▶ **Goal**
Scan the data below and pick out the lines containing the word "エルスラー".

▶ **Given entries**
╔══

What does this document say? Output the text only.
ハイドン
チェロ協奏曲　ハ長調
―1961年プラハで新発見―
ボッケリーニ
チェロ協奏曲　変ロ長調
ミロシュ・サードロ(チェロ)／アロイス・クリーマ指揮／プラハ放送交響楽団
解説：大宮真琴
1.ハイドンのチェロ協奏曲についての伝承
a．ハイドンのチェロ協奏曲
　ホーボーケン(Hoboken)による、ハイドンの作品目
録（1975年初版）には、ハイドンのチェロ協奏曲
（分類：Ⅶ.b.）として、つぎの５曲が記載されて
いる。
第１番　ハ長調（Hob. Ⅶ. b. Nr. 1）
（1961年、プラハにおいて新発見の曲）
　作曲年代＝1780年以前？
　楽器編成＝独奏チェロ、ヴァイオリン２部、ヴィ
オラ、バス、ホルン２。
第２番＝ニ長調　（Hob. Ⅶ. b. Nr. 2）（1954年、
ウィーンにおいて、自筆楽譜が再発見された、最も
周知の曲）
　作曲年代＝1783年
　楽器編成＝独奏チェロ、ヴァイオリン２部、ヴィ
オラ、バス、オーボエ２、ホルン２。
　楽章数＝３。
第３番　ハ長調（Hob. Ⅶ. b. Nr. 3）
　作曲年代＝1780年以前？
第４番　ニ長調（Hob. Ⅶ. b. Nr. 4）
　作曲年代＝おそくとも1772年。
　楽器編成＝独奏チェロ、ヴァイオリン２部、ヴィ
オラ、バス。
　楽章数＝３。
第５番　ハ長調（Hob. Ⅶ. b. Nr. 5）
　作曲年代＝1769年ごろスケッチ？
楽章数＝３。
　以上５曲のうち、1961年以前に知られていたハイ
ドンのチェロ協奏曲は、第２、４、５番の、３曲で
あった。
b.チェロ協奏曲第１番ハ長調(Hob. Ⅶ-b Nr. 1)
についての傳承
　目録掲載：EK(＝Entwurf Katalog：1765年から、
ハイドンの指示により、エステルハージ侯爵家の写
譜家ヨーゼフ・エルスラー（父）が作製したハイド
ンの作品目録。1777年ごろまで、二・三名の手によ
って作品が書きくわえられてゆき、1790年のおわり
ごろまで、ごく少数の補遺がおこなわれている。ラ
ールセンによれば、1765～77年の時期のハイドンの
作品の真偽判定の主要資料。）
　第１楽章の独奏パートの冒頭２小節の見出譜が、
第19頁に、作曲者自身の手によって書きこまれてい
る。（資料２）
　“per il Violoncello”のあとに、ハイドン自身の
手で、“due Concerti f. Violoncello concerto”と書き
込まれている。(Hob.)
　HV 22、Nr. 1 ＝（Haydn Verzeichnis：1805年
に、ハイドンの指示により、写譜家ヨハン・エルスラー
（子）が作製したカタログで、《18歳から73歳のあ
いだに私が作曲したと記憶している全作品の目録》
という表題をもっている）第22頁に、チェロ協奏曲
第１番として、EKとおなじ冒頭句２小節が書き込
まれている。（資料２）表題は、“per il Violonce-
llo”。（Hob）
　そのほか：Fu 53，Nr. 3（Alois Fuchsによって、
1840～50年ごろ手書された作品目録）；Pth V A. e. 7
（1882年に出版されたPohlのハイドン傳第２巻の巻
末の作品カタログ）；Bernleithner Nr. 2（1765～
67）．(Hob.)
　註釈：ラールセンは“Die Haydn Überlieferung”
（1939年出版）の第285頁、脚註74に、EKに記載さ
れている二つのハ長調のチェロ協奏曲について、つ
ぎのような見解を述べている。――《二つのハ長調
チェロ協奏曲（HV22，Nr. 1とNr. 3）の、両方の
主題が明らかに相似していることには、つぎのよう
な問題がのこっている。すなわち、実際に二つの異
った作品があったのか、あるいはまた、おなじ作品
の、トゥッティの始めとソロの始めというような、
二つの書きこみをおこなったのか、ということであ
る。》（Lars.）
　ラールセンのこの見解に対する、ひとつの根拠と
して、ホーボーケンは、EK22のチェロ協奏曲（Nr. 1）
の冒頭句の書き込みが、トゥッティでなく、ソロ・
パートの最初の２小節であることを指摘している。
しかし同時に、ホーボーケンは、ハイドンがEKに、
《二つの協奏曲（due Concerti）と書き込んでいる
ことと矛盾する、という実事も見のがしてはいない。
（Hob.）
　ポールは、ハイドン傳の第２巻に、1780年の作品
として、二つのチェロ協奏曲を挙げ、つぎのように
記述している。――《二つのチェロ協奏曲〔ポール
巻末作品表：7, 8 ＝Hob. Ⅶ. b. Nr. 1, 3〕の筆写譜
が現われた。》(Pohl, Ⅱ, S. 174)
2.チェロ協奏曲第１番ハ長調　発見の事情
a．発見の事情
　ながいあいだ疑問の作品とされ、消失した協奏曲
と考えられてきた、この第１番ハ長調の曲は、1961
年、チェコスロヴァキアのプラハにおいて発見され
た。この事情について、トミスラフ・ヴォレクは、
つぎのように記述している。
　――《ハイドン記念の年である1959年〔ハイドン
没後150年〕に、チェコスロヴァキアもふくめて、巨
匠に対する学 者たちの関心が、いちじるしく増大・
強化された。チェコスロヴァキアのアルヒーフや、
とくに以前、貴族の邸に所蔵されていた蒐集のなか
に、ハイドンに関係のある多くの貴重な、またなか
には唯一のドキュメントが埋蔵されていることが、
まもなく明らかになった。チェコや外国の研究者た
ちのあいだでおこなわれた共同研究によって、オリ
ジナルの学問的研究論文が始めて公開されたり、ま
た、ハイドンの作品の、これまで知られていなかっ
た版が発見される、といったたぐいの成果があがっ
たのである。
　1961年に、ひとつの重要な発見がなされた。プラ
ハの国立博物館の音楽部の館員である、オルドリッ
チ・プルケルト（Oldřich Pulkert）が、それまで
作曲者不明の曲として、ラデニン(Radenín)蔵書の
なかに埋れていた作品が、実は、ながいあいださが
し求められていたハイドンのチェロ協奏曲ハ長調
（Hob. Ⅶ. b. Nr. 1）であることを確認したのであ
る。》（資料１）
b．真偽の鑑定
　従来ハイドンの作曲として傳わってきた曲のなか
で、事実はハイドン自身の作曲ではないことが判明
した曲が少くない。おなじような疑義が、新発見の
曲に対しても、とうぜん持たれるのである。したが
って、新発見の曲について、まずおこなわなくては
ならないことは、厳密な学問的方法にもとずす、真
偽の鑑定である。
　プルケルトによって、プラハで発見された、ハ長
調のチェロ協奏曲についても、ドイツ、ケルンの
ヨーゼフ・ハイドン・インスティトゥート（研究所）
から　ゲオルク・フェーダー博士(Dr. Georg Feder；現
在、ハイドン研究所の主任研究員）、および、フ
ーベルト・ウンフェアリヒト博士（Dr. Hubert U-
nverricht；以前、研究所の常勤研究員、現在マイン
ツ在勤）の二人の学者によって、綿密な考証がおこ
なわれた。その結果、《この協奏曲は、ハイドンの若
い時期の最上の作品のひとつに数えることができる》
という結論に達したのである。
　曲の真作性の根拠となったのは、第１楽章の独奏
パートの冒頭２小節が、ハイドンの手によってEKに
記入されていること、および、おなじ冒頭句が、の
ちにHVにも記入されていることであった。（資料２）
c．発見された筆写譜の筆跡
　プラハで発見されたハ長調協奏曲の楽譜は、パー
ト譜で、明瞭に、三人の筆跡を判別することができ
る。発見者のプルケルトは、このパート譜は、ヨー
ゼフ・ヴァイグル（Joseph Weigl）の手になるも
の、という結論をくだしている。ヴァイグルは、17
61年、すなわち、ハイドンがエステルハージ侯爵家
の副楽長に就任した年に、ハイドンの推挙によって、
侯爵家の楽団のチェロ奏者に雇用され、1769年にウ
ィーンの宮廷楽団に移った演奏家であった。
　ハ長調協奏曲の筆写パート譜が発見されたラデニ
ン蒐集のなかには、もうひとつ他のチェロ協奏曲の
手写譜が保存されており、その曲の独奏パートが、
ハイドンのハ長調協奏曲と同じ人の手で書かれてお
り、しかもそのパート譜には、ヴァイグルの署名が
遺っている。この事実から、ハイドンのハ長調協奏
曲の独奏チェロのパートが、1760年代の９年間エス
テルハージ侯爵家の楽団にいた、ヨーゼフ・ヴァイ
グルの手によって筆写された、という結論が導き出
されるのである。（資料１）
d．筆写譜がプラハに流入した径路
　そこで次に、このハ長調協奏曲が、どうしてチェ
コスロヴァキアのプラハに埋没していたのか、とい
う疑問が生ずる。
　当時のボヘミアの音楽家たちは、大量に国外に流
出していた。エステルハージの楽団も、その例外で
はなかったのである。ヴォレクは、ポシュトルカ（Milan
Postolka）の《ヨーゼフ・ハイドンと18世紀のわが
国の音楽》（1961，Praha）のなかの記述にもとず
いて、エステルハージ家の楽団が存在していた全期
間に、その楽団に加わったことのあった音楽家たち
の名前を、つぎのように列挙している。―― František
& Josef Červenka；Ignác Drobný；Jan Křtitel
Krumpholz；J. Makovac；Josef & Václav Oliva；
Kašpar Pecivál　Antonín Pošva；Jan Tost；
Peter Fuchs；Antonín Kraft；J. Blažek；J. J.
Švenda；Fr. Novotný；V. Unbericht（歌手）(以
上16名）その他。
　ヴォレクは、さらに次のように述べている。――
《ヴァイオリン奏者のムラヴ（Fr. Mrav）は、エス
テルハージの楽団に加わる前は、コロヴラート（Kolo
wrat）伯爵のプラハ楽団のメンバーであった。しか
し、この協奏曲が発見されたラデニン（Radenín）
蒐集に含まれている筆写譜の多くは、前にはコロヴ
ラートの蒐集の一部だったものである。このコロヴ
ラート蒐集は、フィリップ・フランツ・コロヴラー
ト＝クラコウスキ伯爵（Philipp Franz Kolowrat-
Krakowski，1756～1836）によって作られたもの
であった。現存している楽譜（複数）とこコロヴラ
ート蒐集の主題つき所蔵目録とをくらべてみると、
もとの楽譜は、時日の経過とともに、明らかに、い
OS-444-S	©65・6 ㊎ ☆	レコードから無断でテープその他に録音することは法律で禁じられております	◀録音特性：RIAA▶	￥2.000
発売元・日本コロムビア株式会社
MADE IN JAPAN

╚══

▶ **Written response**
譜家ヨーゼフ・エルスラー（父）が作製したハイド
に、ハイドンの指示により、写譜家ヨハン・エルスラー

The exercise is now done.